■ TASK TO CARRY OUT:
Pull out every line with the word "color".

[Stored data]
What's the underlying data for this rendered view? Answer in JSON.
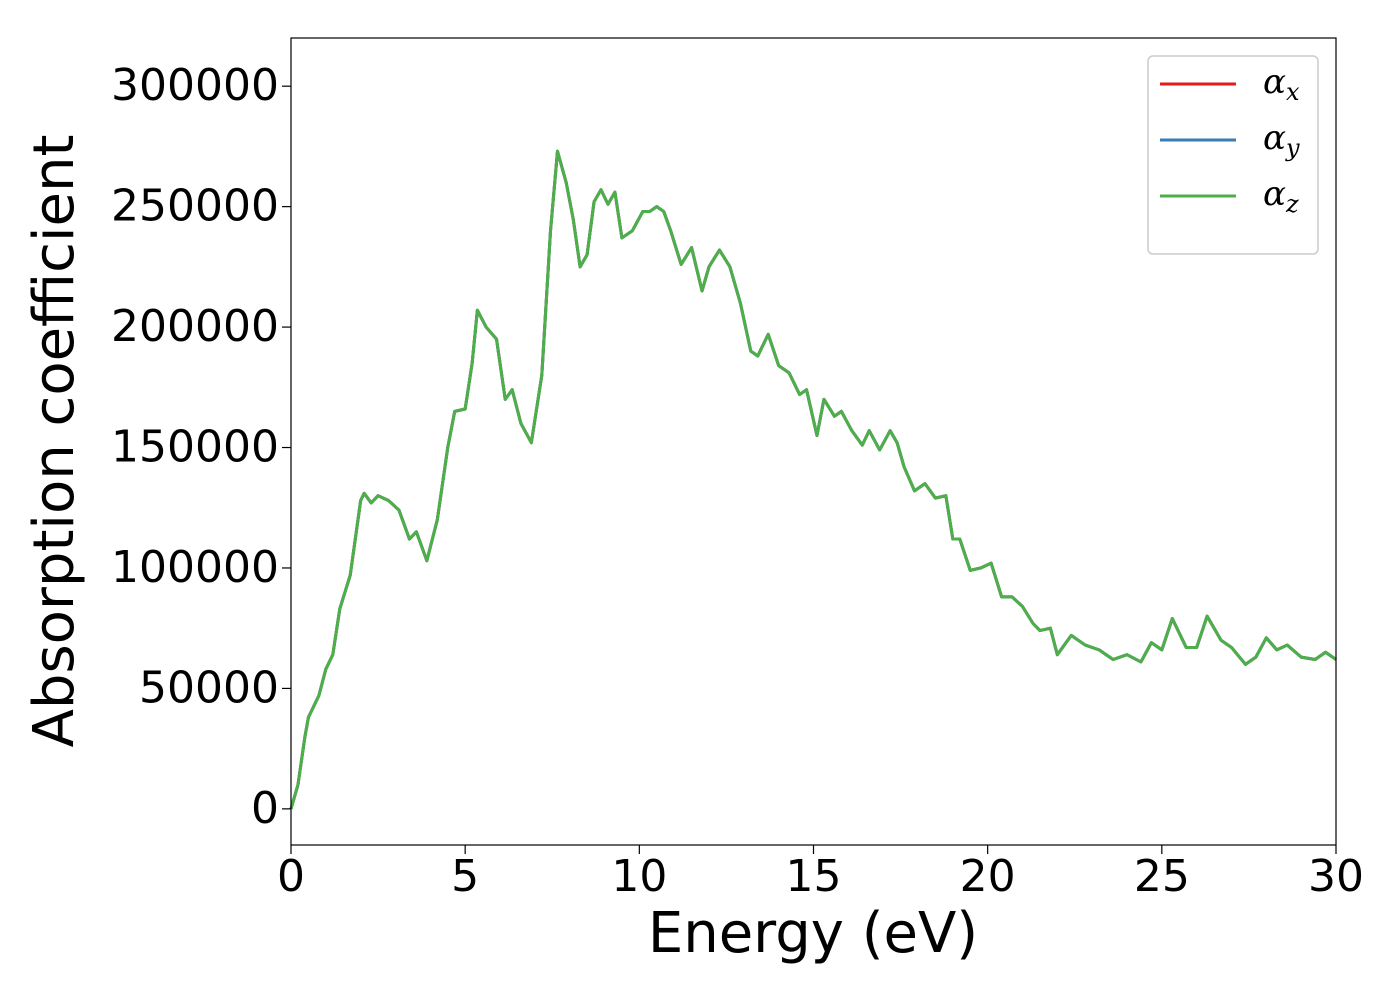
{
  "chart_data": {
    "type": "line",
    "x_label": "Energy (eV)",
    "y_label": "Absorption coefficient",
    "x": [
      0,
      0.2,
      0.4,
      0.5,
      0.8,
      1.0,
      1.2,
      1.4,
      1.7,
      2.0,
      2.1,
      2.3,
      2.5,
      2.8,
      3.1,
      3.4,
      3.6,
      3.9,
      4.2,
      4.5,
      4.7,
      5.0,
      5.2,
      5.35,
      5.6,
      5.9,
      6.15,
      6.35,
      6.6,
      6.9,
      7.2,
      7.45,
      7.65,
      7.9,
      8.1,
      8.3,
      8.5,
      8.7,
      8.9,
      9.1,
      9.3,
      9.5,
      9.8,
      10.1,
      10.3,
      10.5,
      10.7,
      10.9,
      11.2,
      11.5,
      11.8,
      12.0,
      12.3,
      12.6,
      12.9,
      13.2,
      13.4,
      13.7,
      14.0,
      14.3,
      14.6,
      14.8,
      15.1,
      15.3,
      15.6,
      15.8,
      16.1,
      16.4,
      16.6,
      16.9,
      17.2,
      17.4,
      17.6,
      17.9,
      18.2,
      18.5,
      18.8,
      19.0,
      19.2,
      19.5,
      19.8,
      20.1,
      20.4,
      20.7,
      21.0,
      21.3,
      21.5,
      21.8,
      22.0,
      22.4,
      22.8,
      23.2,
      23.6,
      24.0,
      24.4,
      24.7,
      25.0,
      25.3,
      25.7,
      26.0,
      26.3,
      26.7,
      27.0,
      27.4,
      27.7,
      28.0,
      28.3,
      28.6,
      29.0,
      29.4,
      29.7,
      30.0
    ],
    "series": [
      {
        "name": "αx",
        "color": "#e41a1c",
        "values": [
          0,
          10000,
          30000,
          38000,
          47000,
          58000,
          64000,
          83000,
          97000,
          128000,
          131000,
          127000,
          130000,
          128000,
          124000,
          112000,
          115000,
          103000,
          120000,
          150000,
          165000,
          166000,
          185000,
          207000,
          200000,
          195000,
          170000,
          174000,
          160000,
          152000,
          180000,
          240000,
          273000,
          260000,
          245000,
          225000,
          230000,
          252000,
          257000,
          251000,
          256000,
          237000,
          240000,
          248000,
          248000,
          250000,
          248000,
          240000,
          226000,
          233000,
          215000,
          225000,
          232000,
          225000,
          210000,
          190000,
          188000,
          197000,
          184000,
          181000,
          172000,
          174000,
          155000,
          170000,
          163000,
          165000,
          157000,
          151000,
          157000,
          149000,
          157000,
          152000,
          142000,
          132000,
          135000,
          129000,
          130000,
          112000,
          112000,
          99000,
          100000,
          102000,
          88000,
          88000,
          84000,
          77000,
          74000,
          75000,
          64000,
          72000,
          68000,
          66000,
          62000,
          64000,
          61000,
          69000,
          66000,
          79000,
          67000,
          67000,
          80000,
          70000,
          67000,
          60000,
          63000,
          71000,
          66000,
          68000,
          63000,
          62000,
          65000,
          62000
        ]
      },
      {
        "name": "αy",
        "color": "#377eb8",
        "values": [
          0,
          10000,
          30000,
          38000,
          47000,
          58000,
          64000,
          83000,
          97000,
          128000,
          131000,
          127000,
          130000,
          128000,
          124000,
          112000,
          115000,
          103000,
          120000,
          150000,
          165000,
          166000,
          185000,
          207000,
          200000,
          195000,
          170000,
          174000,
          160000,
          152000,
          180000,
          240000,
          273000,
          260000,
          245000,
          225000,
          230000,
          252000,
          257000,
          251000,
          256000,
          237000,
          240000,
          248000,
          248000,
          250000,
          248000,
          240000,
          226000,
          233000,
          215000,
          225000,
          232000,
          225000,
          210000,
          190000,
          188000,
          197000,
          184000,
          181000,
          172000,
          174000,
          155000,
          170000,
          163000,
          165000,
          157000,
          151000,
          157000,
          149000,
          157000,
          152000,
          142000,
          132000,
          135000,
          129000,
          130000,
          112000,
          112000,
          99000,
          100000,
          102000,
          88000,
          88000,
          84000,
          77000,
          74000,
          75000,
          64000,
          72000,
          68000,
          66000,
          62000,
          64000,
          61000,
          69000,
          66000,
          79000,
          67000,
          67000,
          80000,
          70000,
          67000,
          60000,
          63000,
          71000,
          66000,
          68000,
          63000,
          62000,
          65000,
          62000
        ]
      },
      {
        "name": "αz",
        "color": "#4daf4a",
        "values": [
          0,
          10000,
          30000,
          38000,
          47000,
          58000,
          64000,
          83000,
          97000,
          128000,
          131000,
          127000,
          130000,
          128000,
          124000,
          112000,
          115000,
          103000,
          120000,
          150000,
          165000,
          166000,
          185000,
          207000,
          200000,
          195000,
          170000,
          174000,
          160000,
          152000,
          180000,
          240000,
          273000,
          260000,
          245000,
          225000,
          230000,
          252000,
          257000,
          251000,
          256000,
          237000,
          240000,
          248000,
          248000,
          250000,
          248000,
          240000,
          226000,
          233000,
          215000,
          225000,
          232000,
          225000,
          210000,
          190000,
          188000,
          197000,
          184000,
          181000,
          172000,
          174000,
          155000,
          170000,
          163000,
          165000,
          157000,
          151000,
          157000,
          149000,
          157000,
          152000,
          142000,
          132000,
          135000,
          129000,
          130000,
          112000,
          112000,
          99000,
          100000,
          102000,
          88000,
          88000,
          84000,
          77000,
          74000,
          75000,
          64000,
          72000,
          68000,
          66000,
          62000,
          64000,
          61000,
          69000,
          66000,
          79000,
          67000,
          67000,
          80000,
          70000,
          67000,
          60000,
          63000,
          71000,
          66000,
          68000,
          63000,
          62000,
          65000,
          62000
        ]
      }
    ],
    "xlim": [
      0,
      30
    ],
    "xticks": [
      0,
      5,
      10,
      15,
      20,
      25,
      30
    ],
    "ylim": [
      -15000,
      320000
    ],
    "yticks": [
      0,
      50000,
      100000,
      150000,
      200000,
      250000,
      300000
    ],
    "grid": false,
    "legend": "upper right"
  }
}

■ FULL OUTPUT:
        "color": "#e41a1c",
        "color": "#377eb8",
        "color": "#4daf4a",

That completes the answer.